● **Short task**
Omit the images, then output each of the records below exactly.

+++ Data rows

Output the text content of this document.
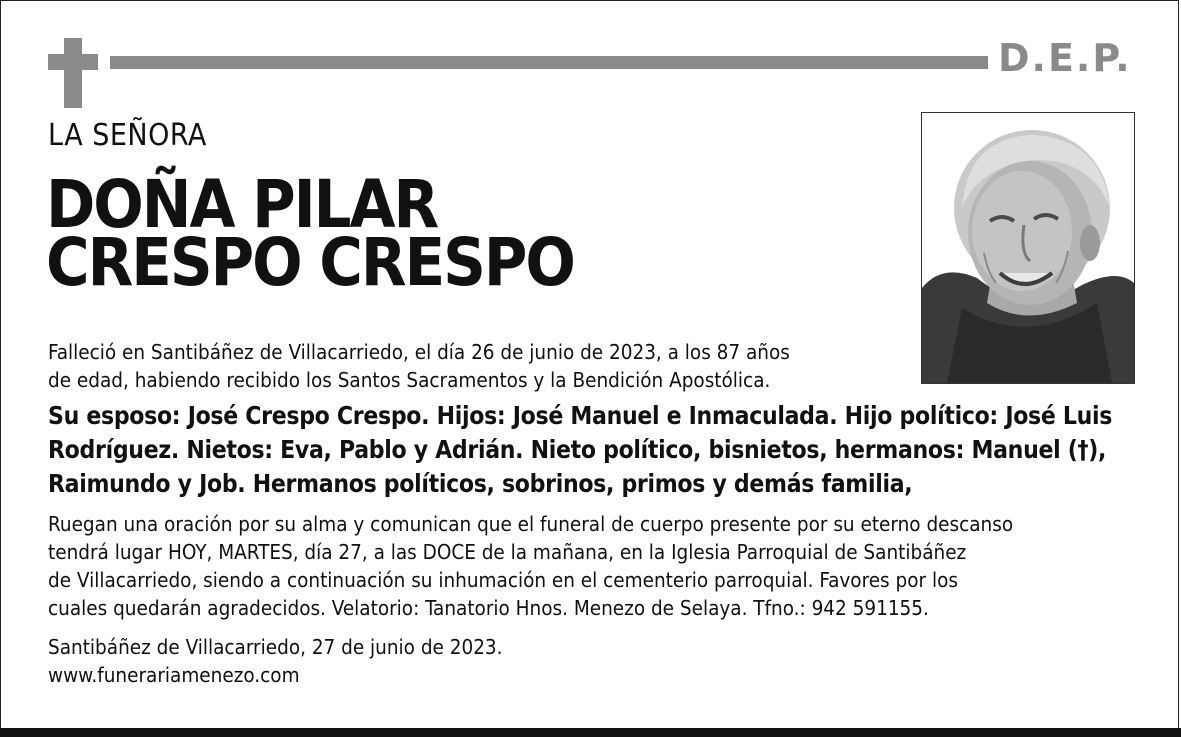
D.E.P.
LA SEÑORA
DOÑA PILAR
CRESPO CRESPO
Falleció en Santibáñez de Villacarriedo, el día 26 de junio de 2023, a los 87 años
de edad, habiendo recibido los Santos Sacramentos y la Bendición Apostólica.
Su esposo: José Crespo Crespo. Hijos: José Manuel e Inmaculada. Hijo político: José Luis
Rodríguez. Nietos: Eva, Pablo y Adrián. Nieto político, bisnietos, hermanos: Manuel (†),
Raimundo y Job. Hermanos políticos, sobrinos, primos y demás familia,
Ruegan una oración por su alma y comunican que el funeral de cuerpo presente por su eterno descanso
tendrá lugar HOY, MARTES, día 27, a las DOCE de la mañana, en la Iglesia Parroquial de Santibáñez
de Villacarriedo, siendo a continuación su inhumación en el cementerio parroquial. Favores por los
cuales quedarán agradecidos. Velatorio: Tanatorio Hnos. Menezo de Selaya. Tfno.: 942 591155.
Santibáñez de Villacarriedo, 27 de junio de 2023.
www.funerariamenezo.com
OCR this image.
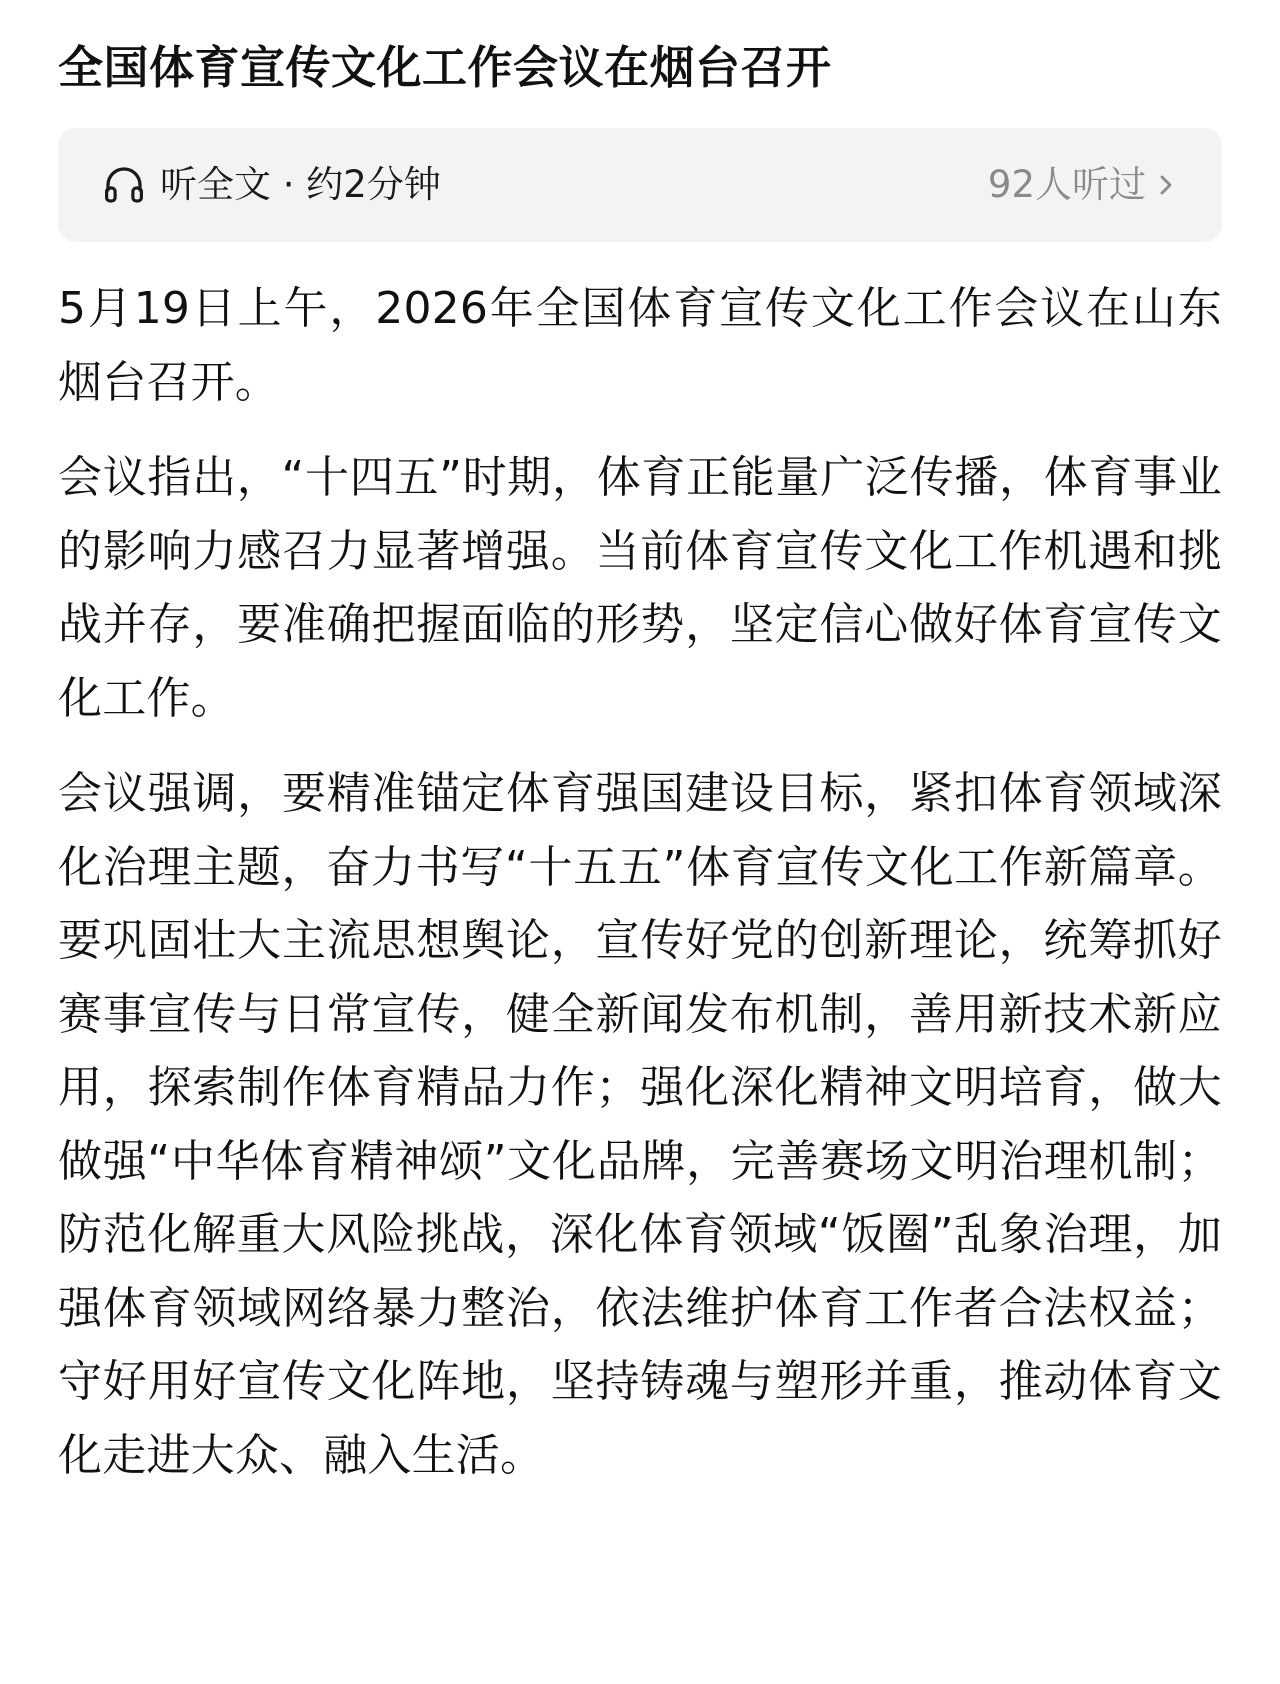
全国体育宣传文化工作会议在烟台召开
听全文 · 约2分钟	92人听过

5月19日上午，2026年全国体育宣传文化工作会议在山东烟台召开。

会议指出，“十四五”时期，体育正能量广泛传播，体育事业的影响力感召力显著增强。当前体育宣传文化工作机遇和挑战并存，要准确把握面临的形势，坚定信心做好体育宣传文化工作。

会议强调，要精准锚定体育强国建设目标，紧扣体育领域深化治理主题，奋力书写“十五五”体育宣传文化工作新篇章。要巩固壮大主流思想舆论，宣传好党的创新理论，统筹抓好赛事宣传与日常宣传，健全新闻发布机制，善用新技术新应用，探索制作体育精品力作；强化深化精神文明培育，做大做强“中华体育精神颂”文化品牌，完善赛场文明治理机制；防范化解重大风险挑战，深化体育领域“饭圈”乱象治理，加强体育领域网络暴力整治，依法维护体育工作者合法权益；守好用好宣传文化阵地，坚持铸魂与塑形并重，推动体育文化走进大众、融入生活。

++++++

● **Result**
Output the text content of this document.
D.E.P.
LA SEÑORA
DOÑA PILAR
CRESPO CRESPO
Falleció en Santibáñez de Villacarriedo, el día 26 de junio de 2023, a los 87 años
de edad, habiendo recibido los Santos Sacramentos y la Bendición Apostólica.
Su esposo: José Crespo Crespo. Hijos: José Manuel e Inmaculada. Hijo político: José Luis
Rodríguez. Nietos: Eva, Pablo y Adrián. Nieto político, bisnietos, hermanos: Manuel (†),
Raimundo y Job. Hermanos políticos, sobrinos, primos y demás familia,
Ruegan una oración por su alma y comunican que el funeral de cuerpo presente por su eterno descanso
tendrá lugar HOY, MARTES, día 27, a las DOCE de la mañana, en la Iglesia Parroquial de Santibáñez
de Villacarriedo, siendo a continuación su inhumación en el cementerio parroquial. Favores por los
cuales quedarán agradecidos. Velatorio: Tanatorio Hnos. Menezo de Selaya. Tfno.: 942 591155.
Santibáñez de Villacarriedo, 27 de junio de 2023.
www.funerariamenezo.com
OCR this image.
全国体育宣传文化工作会议在烟台召开
听全文 · 约2分钟	92人听过

5月19日上午，2026年全国体育宣传文化工作会议在山东烟台召开。

会议指出，“十四五”时期，体育正能量广泛传播，体育事业的影响力感召力显著增强。当前体育宣传文化工作机遇和挑战并存，要准确把握面临的形势，坚定信心做好体育宣传文化工作。

会议强调，要精准锚定体育强国建设目标，紧扣体育领域深化治理主题，奋力书写“十五五”体育宣传文化工作新篇章。要巩固壮大主流思想舆论，宣传好党的创新理论，统筹抓好赛事宣传与日常宣传，健全新闻发布机制，善用新技术新应用，探索制作体育精品力作；强化深化精神文明培育，做大做强“中华体育精神颂”文化品牌，完善赛场文明治理机制；防范化解重大风险挑战，深化体育领域“饭圈”乱象治理，加强体育领域网络暴力整治，依法维护体育工作者合法权益；守好用好宣传文化阵地，坚持铸魂与塑形并重，推动体育文化走进大众、融入生活。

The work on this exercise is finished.